§ **TASK TO CARRY OUT**: Each record below must be returned exactly as shown.

(Stored records)

## Begin

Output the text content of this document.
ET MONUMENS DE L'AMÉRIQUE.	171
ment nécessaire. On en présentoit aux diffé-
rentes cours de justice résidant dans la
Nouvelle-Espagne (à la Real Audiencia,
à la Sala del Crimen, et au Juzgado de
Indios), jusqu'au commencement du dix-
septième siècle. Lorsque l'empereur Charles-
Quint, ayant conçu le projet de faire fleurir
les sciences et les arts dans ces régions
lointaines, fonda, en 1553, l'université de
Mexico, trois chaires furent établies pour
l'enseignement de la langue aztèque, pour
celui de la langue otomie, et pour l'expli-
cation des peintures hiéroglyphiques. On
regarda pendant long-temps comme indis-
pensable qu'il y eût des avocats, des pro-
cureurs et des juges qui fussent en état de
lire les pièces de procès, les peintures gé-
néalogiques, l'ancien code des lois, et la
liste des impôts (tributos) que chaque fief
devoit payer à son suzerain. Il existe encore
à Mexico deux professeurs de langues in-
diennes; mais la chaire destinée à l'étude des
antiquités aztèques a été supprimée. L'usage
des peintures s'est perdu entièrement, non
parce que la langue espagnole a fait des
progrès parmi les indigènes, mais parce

## End

§ **ANSWER IN FULL**:
Output the text content of this document.
ET MONUMENS DE L'AMÉRIQUE.	171
ment nécessaire. On en présentoit aux diffé-
rentes cours de justice résidant dans la
Nouvelle-Espagne (à la Real Audiencia,
à la Sala del Crimen, et au Juzgado de
Indios), jusqu'au commencement du dix-
septième siècle. Lorsque l'empereur Charles-
Quint, ayant conçu le projet de faire fleurir
les sciences et les arts dans ces régions
lointaines, fonda, en 1553, l'université de
Mexico, trois chaires furent établies pour
l'enseignement de la langue aztèque, pour
celui de la langue otomie, et pour l'expli-
cation des peintures hiéroglyphiques. On
regarda pendant long-temps comme indis-
pensable qu'il y eût des avocats, des pro-
cureurs et des juges qui fussent en état de
lire les pièces de procès, les peintures gé-
néalogiques, l'ancien code des lois, et la
liste des impôts (tributos) que chaque fief
devoit payer à son suzerain. Il existe encore
à Mexico deux professeurs de langues in-
diennes; mais la chaire destinée à l'étude des
antiquités aztèques a été supprimée. L'usage
des peintures s'est perdu entièrement, non
parce que la langue espagnole a fait des
progrès parmi les indigènes, mais parce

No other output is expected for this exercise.